**WHAT YOU WILL DO**
Go through the records and extract every line with the word "example".

..............................

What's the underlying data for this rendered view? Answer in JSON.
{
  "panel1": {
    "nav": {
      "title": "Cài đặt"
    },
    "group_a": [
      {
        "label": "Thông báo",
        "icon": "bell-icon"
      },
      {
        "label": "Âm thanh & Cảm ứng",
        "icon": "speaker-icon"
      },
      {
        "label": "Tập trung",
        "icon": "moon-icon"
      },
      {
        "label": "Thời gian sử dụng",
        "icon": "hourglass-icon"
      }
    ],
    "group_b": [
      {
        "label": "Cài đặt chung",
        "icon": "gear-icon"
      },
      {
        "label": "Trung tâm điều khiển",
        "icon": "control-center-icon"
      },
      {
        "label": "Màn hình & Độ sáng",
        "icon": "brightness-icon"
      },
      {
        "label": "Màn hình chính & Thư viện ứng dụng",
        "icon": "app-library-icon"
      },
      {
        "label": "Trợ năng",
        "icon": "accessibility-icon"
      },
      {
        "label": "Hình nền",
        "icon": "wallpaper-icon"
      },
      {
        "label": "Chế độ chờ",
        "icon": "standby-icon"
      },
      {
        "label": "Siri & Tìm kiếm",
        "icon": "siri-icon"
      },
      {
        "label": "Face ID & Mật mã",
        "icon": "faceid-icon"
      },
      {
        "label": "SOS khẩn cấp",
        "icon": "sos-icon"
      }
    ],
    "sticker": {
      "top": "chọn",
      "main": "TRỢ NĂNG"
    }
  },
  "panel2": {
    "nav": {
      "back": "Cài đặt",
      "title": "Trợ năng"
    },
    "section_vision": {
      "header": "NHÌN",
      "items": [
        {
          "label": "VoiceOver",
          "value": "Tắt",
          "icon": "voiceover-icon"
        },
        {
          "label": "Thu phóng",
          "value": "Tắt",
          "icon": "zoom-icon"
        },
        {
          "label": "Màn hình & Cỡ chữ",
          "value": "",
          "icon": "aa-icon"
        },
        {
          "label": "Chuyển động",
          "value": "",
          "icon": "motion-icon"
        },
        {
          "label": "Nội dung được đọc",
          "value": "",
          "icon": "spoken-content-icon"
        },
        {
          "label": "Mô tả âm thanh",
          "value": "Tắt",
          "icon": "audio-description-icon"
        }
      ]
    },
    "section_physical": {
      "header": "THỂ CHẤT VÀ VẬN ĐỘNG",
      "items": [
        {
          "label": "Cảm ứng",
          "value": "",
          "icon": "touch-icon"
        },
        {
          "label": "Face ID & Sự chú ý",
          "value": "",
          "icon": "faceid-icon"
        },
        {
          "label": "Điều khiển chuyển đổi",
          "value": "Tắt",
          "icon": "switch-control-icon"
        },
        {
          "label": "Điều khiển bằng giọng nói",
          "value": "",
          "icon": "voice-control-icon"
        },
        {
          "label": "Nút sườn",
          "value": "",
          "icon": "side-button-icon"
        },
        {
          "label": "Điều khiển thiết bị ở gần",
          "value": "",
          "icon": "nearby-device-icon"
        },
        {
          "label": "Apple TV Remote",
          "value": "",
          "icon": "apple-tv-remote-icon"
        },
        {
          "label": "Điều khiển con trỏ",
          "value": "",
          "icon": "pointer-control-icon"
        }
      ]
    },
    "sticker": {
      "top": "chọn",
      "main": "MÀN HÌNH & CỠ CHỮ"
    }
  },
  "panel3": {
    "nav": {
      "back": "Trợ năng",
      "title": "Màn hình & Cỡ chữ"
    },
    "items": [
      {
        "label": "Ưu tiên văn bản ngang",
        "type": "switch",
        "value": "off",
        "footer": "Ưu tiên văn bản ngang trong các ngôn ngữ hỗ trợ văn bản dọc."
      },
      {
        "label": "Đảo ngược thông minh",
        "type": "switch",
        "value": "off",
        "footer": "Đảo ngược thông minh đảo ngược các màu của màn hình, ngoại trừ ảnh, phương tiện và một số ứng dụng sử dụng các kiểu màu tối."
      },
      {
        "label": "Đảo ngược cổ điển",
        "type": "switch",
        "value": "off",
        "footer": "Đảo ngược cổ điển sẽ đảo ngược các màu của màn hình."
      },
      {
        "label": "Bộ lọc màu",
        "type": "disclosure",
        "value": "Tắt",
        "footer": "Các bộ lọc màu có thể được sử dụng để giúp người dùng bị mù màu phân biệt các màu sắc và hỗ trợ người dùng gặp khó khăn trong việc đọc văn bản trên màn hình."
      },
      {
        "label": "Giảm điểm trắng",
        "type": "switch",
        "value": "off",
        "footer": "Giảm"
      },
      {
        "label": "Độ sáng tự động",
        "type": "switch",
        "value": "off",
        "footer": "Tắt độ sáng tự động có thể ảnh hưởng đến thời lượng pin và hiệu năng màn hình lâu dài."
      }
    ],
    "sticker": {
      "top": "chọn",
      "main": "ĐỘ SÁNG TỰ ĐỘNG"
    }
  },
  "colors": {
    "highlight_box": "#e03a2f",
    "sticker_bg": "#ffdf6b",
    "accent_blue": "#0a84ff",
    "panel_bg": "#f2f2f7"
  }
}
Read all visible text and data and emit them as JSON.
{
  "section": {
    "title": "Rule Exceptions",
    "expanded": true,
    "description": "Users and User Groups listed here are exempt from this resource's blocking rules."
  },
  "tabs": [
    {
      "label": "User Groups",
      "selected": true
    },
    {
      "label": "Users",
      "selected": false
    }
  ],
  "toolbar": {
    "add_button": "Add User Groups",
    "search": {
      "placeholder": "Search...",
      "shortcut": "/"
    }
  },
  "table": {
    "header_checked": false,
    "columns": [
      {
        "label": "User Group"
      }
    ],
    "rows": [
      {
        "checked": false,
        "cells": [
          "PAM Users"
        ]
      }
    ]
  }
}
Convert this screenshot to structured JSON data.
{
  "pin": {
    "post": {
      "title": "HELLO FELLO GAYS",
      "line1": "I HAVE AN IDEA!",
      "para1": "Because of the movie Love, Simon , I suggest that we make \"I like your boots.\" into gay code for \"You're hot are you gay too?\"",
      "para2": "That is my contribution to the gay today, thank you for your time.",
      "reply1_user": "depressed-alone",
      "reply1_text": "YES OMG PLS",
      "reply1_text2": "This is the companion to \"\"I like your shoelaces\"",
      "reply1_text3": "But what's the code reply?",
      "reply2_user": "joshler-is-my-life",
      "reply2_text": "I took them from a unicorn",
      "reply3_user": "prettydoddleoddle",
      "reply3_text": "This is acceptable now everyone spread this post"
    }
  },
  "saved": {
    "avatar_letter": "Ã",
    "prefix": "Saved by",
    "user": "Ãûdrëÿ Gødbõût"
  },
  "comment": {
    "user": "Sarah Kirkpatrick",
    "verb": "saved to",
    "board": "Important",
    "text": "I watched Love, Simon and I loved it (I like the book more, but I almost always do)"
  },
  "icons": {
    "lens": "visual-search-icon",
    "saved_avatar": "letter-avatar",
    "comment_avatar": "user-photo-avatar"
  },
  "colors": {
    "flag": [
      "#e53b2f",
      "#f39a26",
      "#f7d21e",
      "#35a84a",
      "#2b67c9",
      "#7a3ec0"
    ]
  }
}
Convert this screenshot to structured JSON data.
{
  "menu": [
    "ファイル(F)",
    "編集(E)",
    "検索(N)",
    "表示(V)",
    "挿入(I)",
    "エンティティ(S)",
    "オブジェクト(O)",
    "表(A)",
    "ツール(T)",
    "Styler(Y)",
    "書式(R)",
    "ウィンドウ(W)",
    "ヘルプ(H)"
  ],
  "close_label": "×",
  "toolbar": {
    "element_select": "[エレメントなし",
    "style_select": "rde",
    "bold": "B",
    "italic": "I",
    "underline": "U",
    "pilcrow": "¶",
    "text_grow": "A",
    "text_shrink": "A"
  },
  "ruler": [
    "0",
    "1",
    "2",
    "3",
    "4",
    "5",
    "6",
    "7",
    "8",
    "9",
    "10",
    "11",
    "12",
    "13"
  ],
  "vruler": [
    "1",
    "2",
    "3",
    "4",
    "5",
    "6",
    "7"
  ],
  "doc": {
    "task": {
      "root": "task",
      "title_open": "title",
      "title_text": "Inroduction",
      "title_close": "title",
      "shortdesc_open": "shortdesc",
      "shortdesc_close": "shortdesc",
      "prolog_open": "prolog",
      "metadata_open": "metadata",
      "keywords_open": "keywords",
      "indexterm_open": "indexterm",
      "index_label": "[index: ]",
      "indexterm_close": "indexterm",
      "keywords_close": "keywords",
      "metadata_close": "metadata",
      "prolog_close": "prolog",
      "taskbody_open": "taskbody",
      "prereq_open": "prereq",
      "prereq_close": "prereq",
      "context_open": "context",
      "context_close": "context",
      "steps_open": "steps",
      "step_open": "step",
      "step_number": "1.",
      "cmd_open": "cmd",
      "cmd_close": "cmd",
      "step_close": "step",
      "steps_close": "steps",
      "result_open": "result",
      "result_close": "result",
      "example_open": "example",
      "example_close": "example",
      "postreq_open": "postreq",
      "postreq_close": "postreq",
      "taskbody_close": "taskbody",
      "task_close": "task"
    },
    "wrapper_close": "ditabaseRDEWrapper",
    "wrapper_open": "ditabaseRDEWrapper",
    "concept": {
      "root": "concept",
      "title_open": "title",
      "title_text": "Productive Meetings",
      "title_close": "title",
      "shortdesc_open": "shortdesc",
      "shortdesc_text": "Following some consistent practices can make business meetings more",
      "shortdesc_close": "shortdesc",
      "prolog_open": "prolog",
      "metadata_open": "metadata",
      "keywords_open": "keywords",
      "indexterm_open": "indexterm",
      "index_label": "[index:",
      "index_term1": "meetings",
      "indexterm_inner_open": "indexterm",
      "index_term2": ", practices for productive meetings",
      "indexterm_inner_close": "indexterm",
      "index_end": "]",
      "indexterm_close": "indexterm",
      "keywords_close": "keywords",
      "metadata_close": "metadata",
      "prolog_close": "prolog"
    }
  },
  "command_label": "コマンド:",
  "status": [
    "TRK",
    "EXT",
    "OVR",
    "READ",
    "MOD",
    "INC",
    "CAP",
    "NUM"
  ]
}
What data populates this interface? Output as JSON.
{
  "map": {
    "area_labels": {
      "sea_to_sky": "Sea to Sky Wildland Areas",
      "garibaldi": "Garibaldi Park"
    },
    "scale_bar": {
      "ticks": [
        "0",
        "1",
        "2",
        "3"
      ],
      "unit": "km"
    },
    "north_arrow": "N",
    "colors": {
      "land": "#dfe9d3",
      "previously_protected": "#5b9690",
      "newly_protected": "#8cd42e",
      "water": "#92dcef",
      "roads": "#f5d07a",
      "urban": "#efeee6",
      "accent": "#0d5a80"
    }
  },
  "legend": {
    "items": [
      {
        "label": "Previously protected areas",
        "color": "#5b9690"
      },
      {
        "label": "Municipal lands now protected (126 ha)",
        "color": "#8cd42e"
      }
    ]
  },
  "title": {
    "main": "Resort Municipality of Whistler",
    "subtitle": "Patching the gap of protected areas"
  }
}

..............................

**RESULT**
      "example_open": "example",
      "example_close": "example",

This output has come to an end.